Task directions — Where a line in the listing contains the string "использования", copy that line out.

[start]

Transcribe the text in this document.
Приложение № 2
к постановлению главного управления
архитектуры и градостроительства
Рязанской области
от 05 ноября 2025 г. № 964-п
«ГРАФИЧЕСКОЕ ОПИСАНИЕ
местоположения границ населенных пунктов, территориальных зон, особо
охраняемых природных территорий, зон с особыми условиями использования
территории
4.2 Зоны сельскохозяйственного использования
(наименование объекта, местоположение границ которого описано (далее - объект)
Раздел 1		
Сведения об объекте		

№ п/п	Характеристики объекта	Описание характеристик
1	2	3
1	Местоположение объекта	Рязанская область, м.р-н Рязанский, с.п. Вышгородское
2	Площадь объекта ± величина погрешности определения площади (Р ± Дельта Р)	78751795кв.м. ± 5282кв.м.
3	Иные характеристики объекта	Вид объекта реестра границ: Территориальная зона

[end]

Answer in full —
охраняемых природных территорий, зон с особыми условиями использования
4.2 Зоны сельскохозяйственного использования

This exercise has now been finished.